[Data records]
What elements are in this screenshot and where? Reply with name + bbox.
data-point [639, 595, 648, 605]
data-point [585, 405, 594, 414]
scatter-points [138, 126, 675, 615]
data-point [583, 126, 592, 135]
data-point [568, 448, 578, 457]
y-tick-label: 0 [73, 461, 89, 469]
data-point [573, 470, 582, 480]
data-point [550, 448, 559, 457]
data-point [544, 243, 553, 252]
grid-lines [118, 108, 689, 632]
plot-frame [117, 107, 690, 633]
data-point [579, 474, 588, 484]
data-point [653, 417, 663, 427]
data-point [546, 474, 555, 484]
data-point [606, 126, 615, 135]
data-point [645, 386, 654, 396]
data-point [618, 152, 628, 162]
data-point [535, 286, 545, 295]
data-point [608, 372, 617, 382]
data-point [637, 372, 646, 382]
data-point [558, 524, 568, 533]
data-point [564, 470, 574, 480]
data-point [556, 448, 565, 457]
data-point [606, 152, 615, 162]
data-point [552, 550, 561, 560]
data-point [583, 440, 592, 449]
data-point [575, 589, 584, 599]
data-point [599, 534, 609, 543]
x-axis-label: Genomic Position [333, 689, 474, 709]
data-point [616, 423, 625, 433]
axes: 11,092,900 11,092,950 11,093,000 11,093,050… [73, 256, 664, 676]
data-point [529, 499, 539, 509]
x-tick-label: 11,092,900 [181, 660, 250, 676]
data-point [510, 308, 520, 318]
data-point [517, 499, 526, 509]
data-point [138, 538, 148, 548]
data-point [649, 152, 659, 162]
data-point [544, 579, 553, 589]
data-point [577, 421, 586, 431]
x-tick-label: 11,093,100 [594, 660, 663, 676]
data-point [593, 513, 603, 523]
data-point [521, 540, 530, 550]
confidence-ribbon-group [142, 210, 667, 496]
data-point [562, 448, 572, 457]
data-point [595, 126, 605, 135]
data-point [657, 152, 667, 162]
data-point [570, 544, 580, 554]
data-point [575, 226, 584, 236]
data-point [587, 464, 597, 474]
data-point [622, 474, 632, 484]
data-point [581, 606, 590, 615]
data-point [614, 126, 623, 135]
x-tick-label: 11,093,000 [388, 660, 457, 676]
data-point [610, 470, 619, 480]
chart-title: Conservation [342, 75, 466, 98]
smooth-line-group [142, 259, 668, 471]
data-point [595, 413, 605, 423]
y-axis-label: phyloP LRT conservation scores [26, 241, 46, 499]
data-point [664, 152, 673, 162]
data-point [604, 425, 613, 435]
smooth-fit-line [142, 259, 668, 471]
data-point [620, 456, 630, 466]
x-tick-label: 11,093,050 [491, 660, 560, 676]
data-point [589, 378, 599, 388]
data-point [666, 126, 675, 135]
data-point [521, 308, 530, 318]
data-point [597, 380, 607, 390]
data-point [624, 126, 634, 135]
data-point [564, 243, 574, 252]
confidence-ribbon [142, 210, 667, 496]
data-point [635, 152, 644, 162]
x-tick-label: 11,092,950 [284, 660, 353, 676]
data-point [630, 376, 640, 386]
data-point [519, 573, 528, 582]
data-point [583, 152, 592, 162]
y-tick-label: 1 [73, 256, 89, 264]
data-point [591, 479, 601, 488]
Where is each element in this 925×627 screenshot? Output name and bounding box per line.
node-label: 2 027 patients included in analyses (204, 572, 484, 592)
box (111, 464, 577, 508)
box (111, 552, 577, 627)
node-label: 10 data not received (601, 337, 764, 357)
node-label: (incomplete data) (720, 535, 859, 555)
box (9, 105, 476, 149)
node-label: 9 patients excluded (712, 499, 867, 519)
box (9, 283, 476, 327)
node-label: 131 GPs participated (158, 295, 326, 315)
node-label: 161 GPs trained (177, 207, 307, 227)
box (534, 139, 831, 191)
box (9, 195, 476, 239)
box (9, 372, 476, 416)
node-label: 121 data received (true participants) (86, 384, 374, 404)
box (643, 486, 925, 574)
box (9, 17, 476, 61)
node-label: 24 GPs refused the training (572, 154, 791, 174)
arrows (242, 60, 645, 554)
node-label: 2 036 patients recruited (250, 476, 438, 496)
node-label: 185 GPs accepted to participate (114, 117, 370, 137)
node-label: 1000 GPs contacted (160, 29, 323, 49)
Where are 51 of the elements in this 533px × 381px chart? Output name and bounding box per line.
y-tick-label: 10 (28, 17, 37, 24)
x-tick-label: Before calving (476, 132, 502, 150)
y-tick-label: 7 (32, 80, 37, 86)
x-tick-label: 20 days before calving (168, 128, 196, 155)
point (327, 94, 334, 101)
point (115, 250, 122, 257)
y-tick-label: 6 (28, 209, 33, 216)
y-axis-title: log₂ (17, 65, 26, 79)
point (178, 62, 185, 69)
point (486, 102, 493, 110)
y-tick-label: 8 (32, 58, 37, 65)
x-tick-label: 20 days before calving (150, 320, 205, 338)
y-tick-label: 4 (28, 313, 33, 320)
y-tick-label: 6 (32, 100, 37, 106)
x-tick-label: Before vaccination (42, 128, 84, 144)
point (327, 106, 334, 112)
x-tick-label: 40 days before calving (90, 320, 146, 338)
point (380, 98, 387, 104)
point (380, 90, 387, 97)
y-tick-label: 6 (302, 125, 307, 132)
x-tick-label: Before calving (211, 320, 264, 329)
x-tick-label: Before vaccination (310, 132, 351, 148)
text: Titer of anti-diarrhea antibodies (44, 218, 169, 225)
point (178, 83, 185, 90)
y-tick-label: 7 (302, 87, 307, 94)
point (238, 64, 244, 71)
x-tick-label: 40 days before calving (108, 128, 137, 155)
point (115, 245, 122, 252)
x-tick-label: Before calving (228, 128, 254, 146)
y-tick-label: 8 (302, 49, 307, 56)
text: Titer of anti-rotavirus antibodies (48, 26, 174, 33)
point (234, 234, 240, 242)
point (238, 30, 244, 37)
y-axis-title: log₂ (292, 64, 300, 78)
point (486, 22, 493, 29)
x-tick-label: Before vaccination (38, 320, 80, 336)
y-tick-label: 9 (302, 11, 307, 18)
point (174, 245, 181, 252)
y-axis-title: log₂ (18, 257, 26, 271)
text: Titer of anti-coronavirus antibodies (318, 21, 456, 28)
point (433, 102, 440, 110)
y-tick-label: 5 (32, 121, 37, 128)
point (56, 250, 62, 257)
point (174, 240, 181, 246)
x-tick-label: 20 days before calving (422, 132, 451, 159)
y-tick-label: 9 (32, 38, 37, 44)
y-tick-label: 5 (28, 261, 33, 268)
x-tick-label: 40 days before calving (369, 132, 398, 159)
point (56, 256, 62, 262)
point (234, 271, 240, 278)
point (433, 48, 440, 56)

__TASK STATEMENT__: Lines containing the word "text": copy every one of them from the records above.

__WRITTEN ANSWER__:
text: Titer of anti-diarrhea antibodies (44, 218, 169, 225)
text: Titer of anti-rotavirus antibodies (48, 26, 174, 33)
text: Titer of anti-coronavirus antibodies (318, 21, 456, 28)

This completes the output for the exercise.